## SHORT EXERCISE
Using the records below, count the lines with "ylabel" in them. Give the number only.

--- SUPPLIED RECORDS ---

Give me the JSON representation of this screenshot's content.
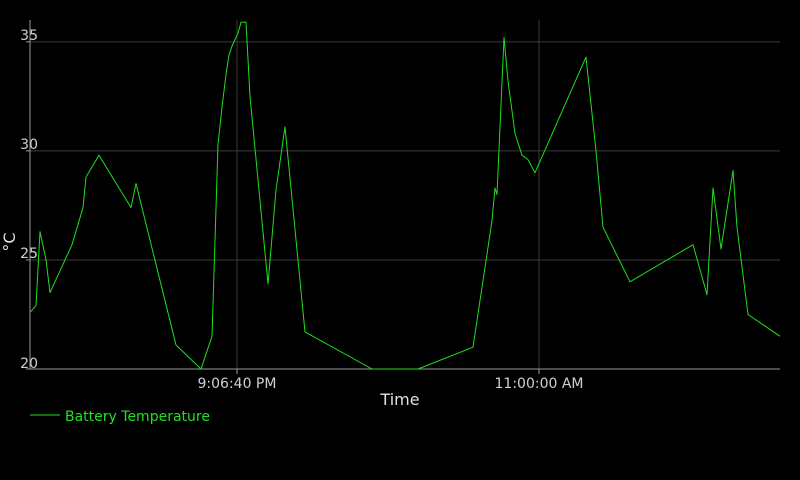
{
  "chart_data": {
    "type": "line",
    "xlabel": "Time",
    "ylabel": "°C",
    "ylim": [
      20,
      36
    ],
    "yticks": [
      20,
      25,
      30,
      35
    ],
    "xlim": [
      0,
      800
    ],
    "xticks": [
      {
        "x": 237,
        "label": "9:06:40 PM"
      },
      {
        "x": 539,
        "label": "11:00:00 AM"
      }
    ],
    "grid": true,
    "legend_position": "bottom-left",
    "colors": {
      "series": "#1ee01e",
      "grid": "#3a3a3a",
      "axis": "#9a9a9a"
    },
    "series": [
      {
        "name": "Battery Temperature",
        "points": [
          [
            30,
            22.6
          ],
          [
            36,
            22.9
          ],
          [
            40,
            26.3
          ],
          [
            46,
            25.0
          ],
          [
            50,
            23.5
          ],
          [
            72,
            25.7
          ],
          [
            83,
            27.4
          ],
          [
            86,
            28.8
          ],
          [
            99,
            29.8
          ],
          [
            131,
            27.4
          ],
          [
            136,
            28.5
          ],
          [
            176,
            21.1
          ],
          [
            201,
            20.0
          ],
          [
            212,
            21.5
          ],
          [
            218,
            30.3
          ],
          [
            222,
            32.0
          ],
          [
            226,
            33.5
          ],
          [
            229,
            34.4
          ],
          [
            232,
            34.8
          ],
          [
            235,
            35.1
          ],
          [
            238,
            35.4
          ],
          [
            241,
            35.9
          ],
          [
            246,
            35.9
          ],
          [
            250,
            32.5
          ],
          [
            268,
            23.9
          ],
          [
            276,
            28.2
          ],
          [
            285,
            31.1
          ],
          [
            305,
            21.7
          ],
          [
            372,
            20.0
          ],
          [
            418,
            20.0
          ],
          [
            473,
            21.0
          ],
          [
            492,
            26.8
          ],
          [
            495,
            28.3
          ],
          [
            497,
            28.0
          ],
          [
            504,
            35.2
          ],
          [
            508,
            33.2
          ],
          [
            515,
            30.8
          ],
          [
            522,
            29.8
          ],
          [
            528,
            29.6
          ],
          [
            535,
            29.0
          ],
          [
            586,
            34.3
          ],
          [
            596,
            30.0
          ],
          [
            603,
            26.5
          ],
          [
            630,
            24.0
          ],
          [
            693,
            25.7
          ],
          [
            707,
            23.4
          ],
          [
            713,
            28.3
          ],
          [
            721,
            25.5
          ],
          [
            733,
            29.1
          ],
          [
            737,
            26.5
          ],
          [
            748,
            22.5
          ],
          [
            780,
            21.5
          ]
        ]
      }
    ]
  }
}
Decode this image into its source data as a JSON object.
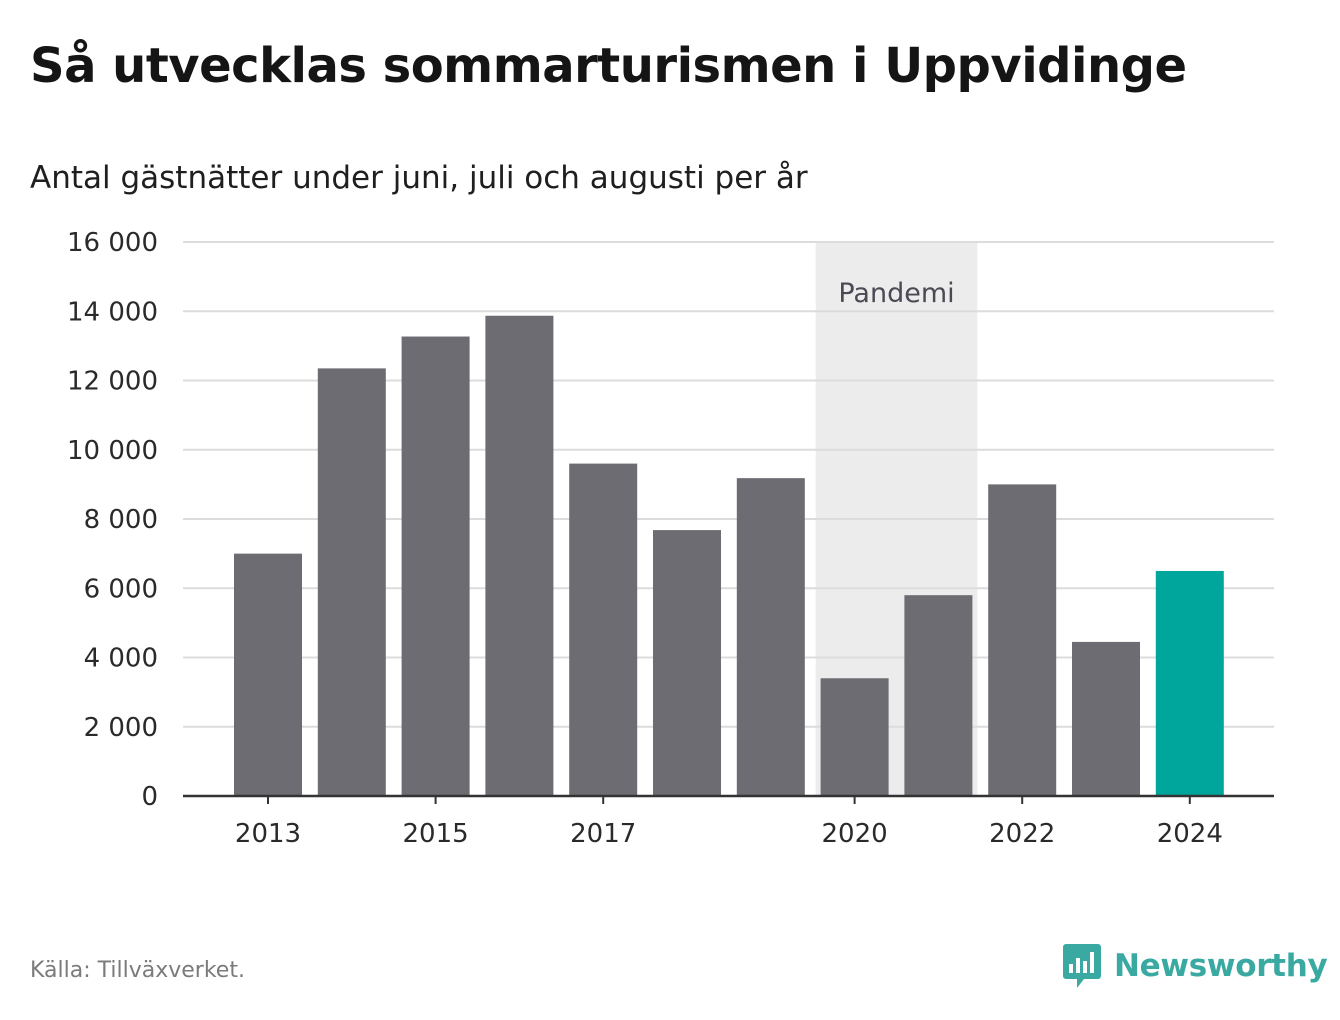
{
  "title": "Så utvecklas sommarturismen i Uppvidinge",
  "subtitle": "Antal gästnätter under juni, juli och augusti per år",
  "source": "Källa: Tillväxverket.",
  "brand": "Newsworthy",
  "colors": {
    "bar": "#6d6c72",
    "highlight": "#00a69c",
    "band": "#ececec",
    "grid": "#dcdcdc",
    "axis": "#333333",
    "brand": "#3aa9a2"
  },
  "chart_data": {
    "type": "bar",
    "title": "Så utvecklas sommarturismen i Uppvidinge",
    "subtitle": "Antal gästnätter under juni, juli och augusti per år",
    "xlabel": "",
    "ylabel": "",
    "categories": [
      "2013",
      "2014",
      "2015",
      "2016",
      "2017",
      "2018",
      "2019",
      "2020",
      "2021",
      "2022",
      "2023",
      "2024"
    ],
    "values": [
      7000,
      12350,
      13270,
      13870,
      9600,
      7680,
      9180,
      3400,
      5800,
      9000,
      4450,
      6500
    ],
    "highlight_category": "2024",
    "x_tick_labels": [
      "2013",
      "2015",
      "2017",
      "2020",
      "2022",
      "2024"
    ],
    "y_tick_labels": [
      "0",
      "2 000",
      "4 000",
      "6 000",
      "8 000",
      "10 000",
      "12 000",
      "14 000",
      "16 000"
    ],
    "ylim": [
      0,
      16000
    ],
    "y_ticks": [
      0,
      2000,
      4000,
      6000,
      8000,
      10000,
      12000,
      14000,
      16000
    ],
    "grid": true,
    "annotation": {
      "label": "Pandemi",
      "from": "2020",
      "to": "2021"
    }
  }
}
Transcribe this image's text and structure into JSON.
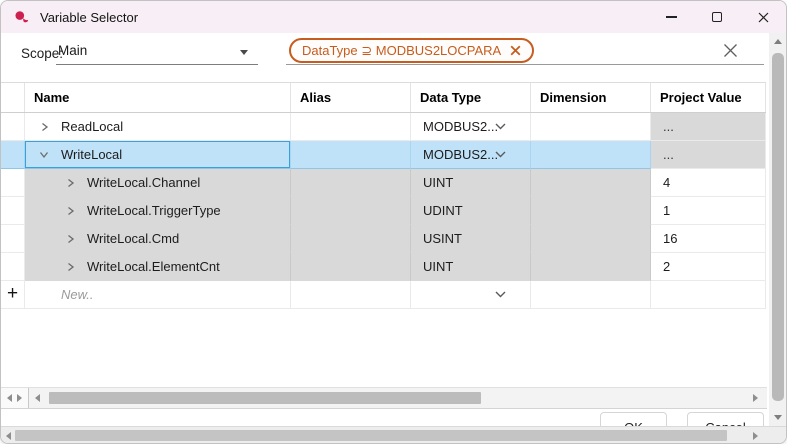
{
  "window": {
    "title": "Variable Selector"
  },
  "toolbar": {
    "scope_label": "Scope:",
    "scope_value": "Main",
    "filter_chip_text": "DataType ⊇ MODBUS2LOCPARA"
  },
  "table": {
    "columns": [
      "Name",
      "Alias",
      "Data Type",
      "Dimension",
      "Project Value"
    ],
    "rows": [
      {
        "name": "ReadLocal",
        "alias": "",
        "data_type": "MODBUS2...",
        "dimension": "",
        "project_value": "...",
        "level": 0,
        "expanded": false,
        "selected": false,
        "shaded": false,
        "type_dropdown": true,
        "value_shaded": true
      },
      {
        "name": "WriteLocal",
        "alias": "",
        "data_type": "MODBUS2...",
        "dimension": "",
        "project_value": "...",
        "level": 0,
        "expanded": true,
        "selected": true,
        "shaded": false,
        "type_dropdown": true,
        "value_shaded": true
      },
      {
        "name": "WriteLocal.Channel",
        "alias": "",
        "data_type": "UINT",
        "dimension": "",
        "project_value": "4",
        "level": 1,
        "expanded": false,
        "selected": false,
        "shaded": true,
        "type_dropdown": false,
        "value_shaded": false
      },
      {
        "name": "WriteLocal.TriggerType",
        "alias": "",
        "data_type": "UDINT",
        "dimension": "",
        "project_value": "1",
        "level": 1,
        "expanded": false,
        "selected": false,
        "shaded": true,
        "type_dropdown": false,
        "value_shaded": false
      },
      {
        "name": "WriteLocal.Cmd",
        "alias": "",
        "data_type": "USINT",
        "dimension": "",
        "project_value": "16",
        "level": 1,
        "expanded": false,
        "selected": false,
        "shaded": true,
        "type_dropdown": false,
        "value_shaded": false
      },
      {
        "name": "WriteLocal.ElementCnt",
        "alias": "",
        "data_type": "UINT",
        "dimension": "",
        "project_value": "2",
        "level": 1,
        "expanded": false,
        "selected": false,
        "shaded": true,
        "type_dropdown": false,
        "value_shaded": false
      }
    ],
    "new_row_label": "New..",
    "new_row_plus": "+"
  },
  "footer": {
    "ok_label": "OK",
    "cancel_label": "Cancel"
  },
  "colors": {
    "titlebar": "#f7eff5",
    "selection": "#bfe2f8",
    "selection_border": "#38a0da",
    "shaded_cell": "#d9d9d9",
    "chip_orange": "#c65c1e",
    "app_icon_red": "#ce2050"
  }
}
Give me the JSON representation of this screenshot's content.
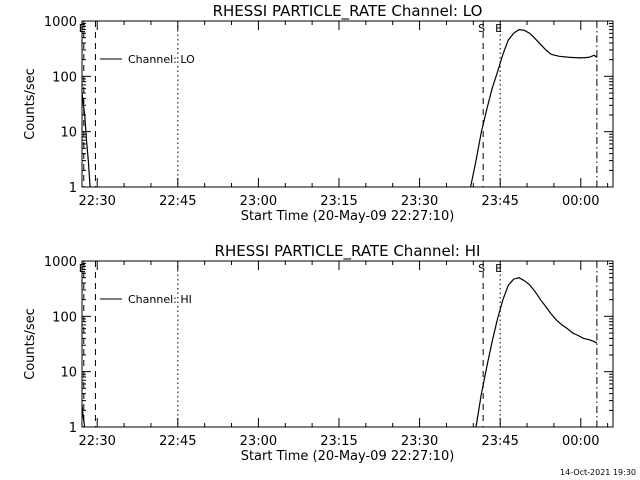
{
  "footer": {
    "timestamp": "14-Oct-2021 19:30"
  },
  "chart_data": [
    {
      "type": "line",
      "title": "RHESSI PARTICLE_RATE Channel: LO",
      "xlabel": "Start Time (20-May-09 22:27:10)",
      "ylabel": "Counts/sec",
      "yscale": "log",
      "ylim": [
        1,
        1000
      ],
      "x_range": [
        "22:27:10",
        "00:06:00"
      ],
      "x_ticks": [
        "22:30",
        "22:45",
        "23:00",
        "23:15",
        "23:30",
        "23:45",
        "00:00"
      ],
      "y_ticks": [
        "1",
        "10",
        "100",
        "1000"
      ],
      "legend": {
        "label": "Channel: LO",
        "position": "top-left"
      },
      "markers": [
        {
          "label": "E",
          "time": "22:27:30",
          "style": "dashed"
        },
        {
          "time": "22:29:40",
          "style": "dashed"
        },
        {
          "time": "22:45:00",
          "style": "dotted"
        },
        {
          "label": "S",
          "time": "23:41:50",
          "style": "dashed"
        },
        {
          "label": "E",
          "time": "23:45:00",
          "style": "dotted"
        },
        {
          "time": "00:03:00",
          "style": "dashdot"
        }
      ],
      "series": [
        {
          "segments": [
            [
              [
                "22:27:10",
                50
              ],
              [
                "22:27:40",
                20
              ],
              [
                "22:28:00",
                7
              ],
              [
                "22:28:20",
                3
              ],
              [
                "22:28:40",
                1
              ]
            ],
            [
              [
                "23:39:30",
                1
              ],
              [
                "23:40:30",
                3
              ],
              [
                "23:41:30",
                10
              ],
              [
                "23:42:30",
                25
              ],
              [
                "23:43:30",
                60
              ],
              [
                "23:44:30",
                120
              ],
              [
                "23:45:30",
                250
              ],
              [
                "23:46:30",
                450
              ],
              [
                "23:47:30",
                600
              ],
              [
                "23:48:30",
                700
              ],
              [
                "23:49:30",
                680
              ],
              [
                "23:50:30",
                600
              ],
              [
                "23:51:30",
                480
              ],
              [
                "23:52:30",
                380
              ],
              [
                "23:53:30",
                300
              ],
              [
                "23:54:30",
                250
              ],
              [
                "23:56:00",
                230
              ],
              [
                "23:58:00",
                220
              ],
              [
                "00:00:00",
                215
              ],
              [
                "00:01:30",
                220
              ],
              [
                "00:02:30",
                240
              ],
              [
                "00:03:00",
                220
              ]
            ]
          ]
        }
      ]
    },
    {
      "type": "line",
      "title": "RHESSI PARTICLE_RATE Channel: HI",
      "xlabel": "Start Time (20-May-09 22:27:10)",
      "ylabel": "Counts/sec",
      "yscale": "log",
      "ylim": [
        1,
        1000
      ],
      "x_range": [
        "22:27:10",
        "00:06:00"
      ],
      "x_ticks": [
        "22:30",
        "22:45",
        "23:00",
        "23:15",
        "23:30",
        "23:45",
        "00:00"
      ],
      "y_ticks": [
        "1",
        "10",
        "100",
        "1000"
      ],
      "legend": {
        "label": "Channel: HI",
        "position": "top-left"
      },
      "markers": [
        {
          "label": "E",
          "time": "22:27:30",
          "style": "dashed"
        },
        {
          "time": "22:29:40",
          "style": "dashed"
        },
        {
          "time": "22:45:00",
          "style": "dotted"
        },
        {
          "label": "S",
          "time": "23:41:50",
          "style": "dashed"
        },
        {
          "label": "E",
          "time": "23:45:00",
          "style": "dotted"
        },
        {
          "time": "00:03:00",
          "style": "dashdot"
        }
      ],
      "series": [
        {
          "segments": [
            [
              [
                "22:27:10",
                2.5
              ],
              [
                "22:27:25",
                1.5
              ],
              [
                "22:27:40",
                1
              ]
            ],
            [
              [
                "23:40:30",
                1
              ],
              [
                "23:41:30",
                4
              ],
              [
                "23:42:30",
                12
              ],
              [
                "23:43:30",
                35
              ],
              [
                "23:44:30",
                90
              ],
              [
                "23:45:30",
                200
              ],
              [
                "23:46:30",
                360
              ],
              [
                "23:47:30",
                470
              ],
              [
                "23:48:30",
                500
              ],
              [
                "23:49:30",
                440
              ],
              [
                "23:50:30",
                370
              ],
              [
                "23:51:30",
                280
              ],
              [
                "23:52:30",
                200
              ],
              [
                "23:53:30",
                150
              ],
              [
                "23:54:30",
                110
              ],
              [
                "23:55:30",
                85
              ],
              [
                "23:56:30",
                70
              ],
              [
                "23:57:30",
                60
              ],
              [
                "23:58:30",
                50
              ],
              [
                "23:59:30",
                45
              ],
              [
                "00:00:30",
                40
              ],
              [
                "00:01:30",
                38
              ],
              [
                "00:02:30",
                35
              ],
              [
                "00:03:00",
                33
              ]
            ]
          ]
        }
      ]
    }
  ]
}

---

## EXERCISE RESULT
4